▸ **Task prompt**
All of the data that follows should be retyped exactly, please, except the pictures.

▸ **Entries**
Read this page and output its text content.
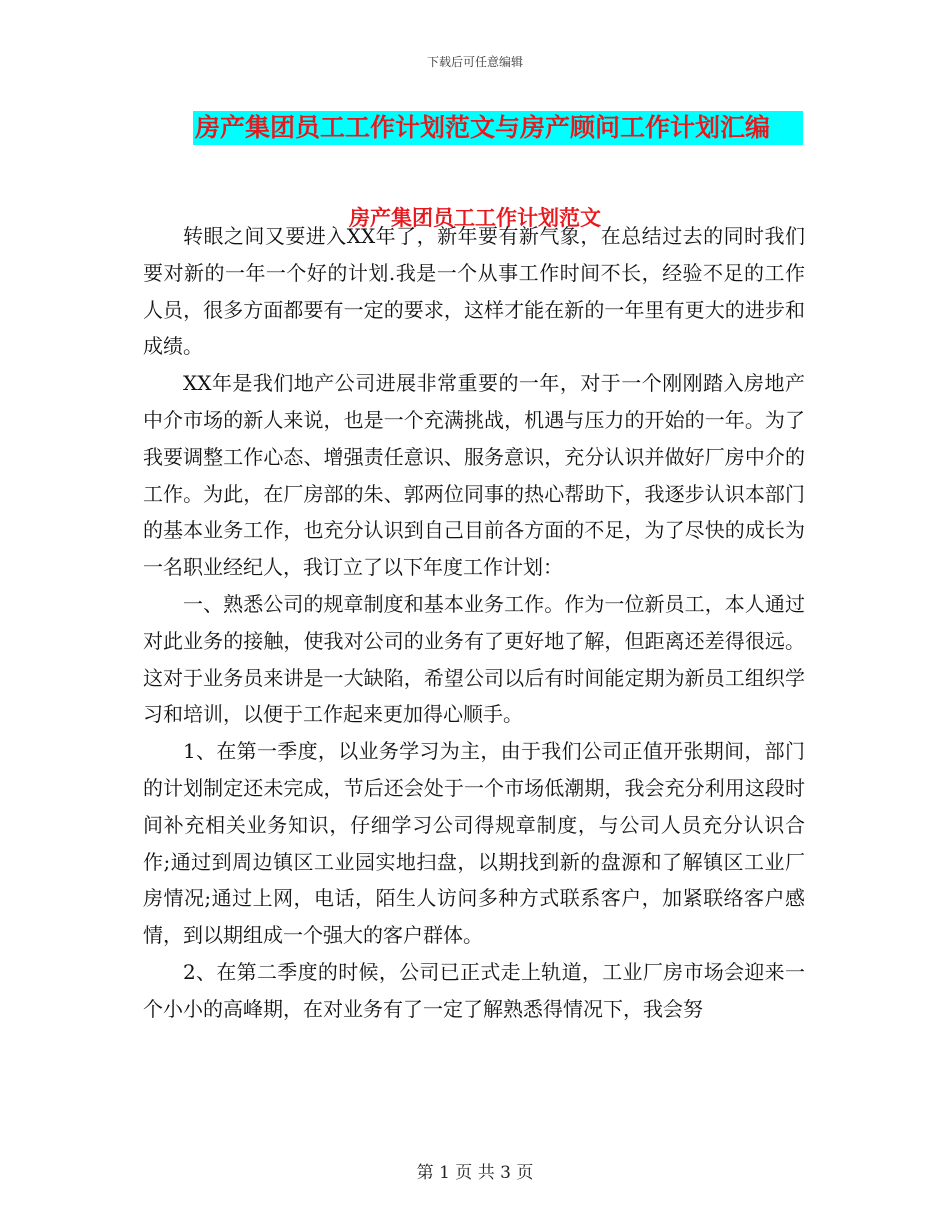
下载后可任意编辑
房产集团员工工作计划范文与房产顾问工作计划汇编
房产集团员工工作计划范文

转眼之间又要进入XX年了，新年要有新气象，在总结过去的同时我们要对新的一年一个好的计划.我是一个从事工作时间不长，经验不足的工作人员，很多方面都要有一定的要求，这样才能在新的一年里有更大的进步和成绩。

XX年是我们地产公司进展非常重要的一年，对于一个刚刚踏入房地产中介市场的新人来说，也是一个充满挑战，机遇与压力的开始的一年。为了我要调整工作心态、增强责任意识、服务意识，充分认识并做好厂房中介的工作。为此，在厂房部的朱、郭两位同事的热心帮助下，我逐步认识本部门的基本业务工作，也充分认识到自己目前各方面的不足，为了尽快的成长为一名职业经纪人，我订立了以下年度工作计划：

一、熟悉公司的规章制度和基本业务工作。作为一位新员工，本人通过对此业务的接触，使我对公司的业务有了更好地了解，但距离还差得很远。这对于业务员来讲是一大缺陷，希望公司以后有时间能定期为新员工组织学习和培训，以便于工作起来更加得心顺手。

1、在第一季度，以业务学习为主，由于我们公司正值开张期间，部门的计划制定还未完成，节后还会处于一个市场低潮期，我会充分利用这段时间补充相关业务知识，仔细学习公司得规章制度，与公司人员充分认识合作;通过到周边镇区工业园实地扫盘，以期找到新的盘源和了解镇区工业厂房情况;通过上网，电话，陌生人访问多种方式联系客户，加紧联络客户感情，到以期组成一个强大的客户群体。

2、在第二季度的时候，公司已正式走上轨道，工业厂房市场会迎来一个小小的高峰期，在对业务有了一定了解熟悉得情况下，我会努

第 1 页 共 3 页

▸ **Result of the exercise**
Read this page and output its text content.
下载后可任意编辑
房产集团员工工作计划范文与房产顾问工作计划汇编
房产集团员工工作计划范文

转眼之间又要进入XX年了，新年要有新气象，在总结过去的同时我们要对新的一年一个好的计划.我是一个从事工作时间不长，经验不足的工作人员，很多方面都要有一定的要求，这样才能在新的一年里有更大的进步和成绩。

XX年是我们地产公司进展非常重要的一年，对于一个刚刚踏入房地产中介市场的新人来说，也是一个充满挑战，机遇与压力的开始的一年。为了我要调整工作心态、增强责任意识、服务意识，充分认识并做好厂房中介的工作。为此，在厂房部的朱、郭两位同事的热心帮助下，我逐步认识本部门的基本业务工作，也充分认识到自己目前各方面的不足，为了尽快的成长为一名职业经纪人，我订立了以下年度工作计划：

一、熟悉公司的规章制度和基本业务工作。作为一位新员工，本人通过对此业务的接触，使我对公司的业务有了更好地了解，但距离还差得很远。这对于业务员来讲是一大缺陷，希望公司以后有时间能定期为新员工组织学习和培训，以便于工作起来更加得心顺手。

1、在第一季度，以业务学习为主，由于我们公司正值开张期间，部门的计划制定还未完成，节后还会处于一个市场低潮期，我会充分利用这段时间补充相关业务知识，仔细学习公司得规章制度，与公司人员充分认识合作;通过到周边镇区工业园实地扫盘，以期找到新的盘源和了解镇区工业厂房情况;通过上网，电话，陌生人访问多种方式联系客户，加紧联络客户感情，到以期组成一个强大的客户群体。

2、在第二季度的时候，公司已正式走上轨道，工业厂房市场会迎来一个小小的高峰期，在对业务有了一定了解熟悉得情况下，我会努

第 1 页 共 3 页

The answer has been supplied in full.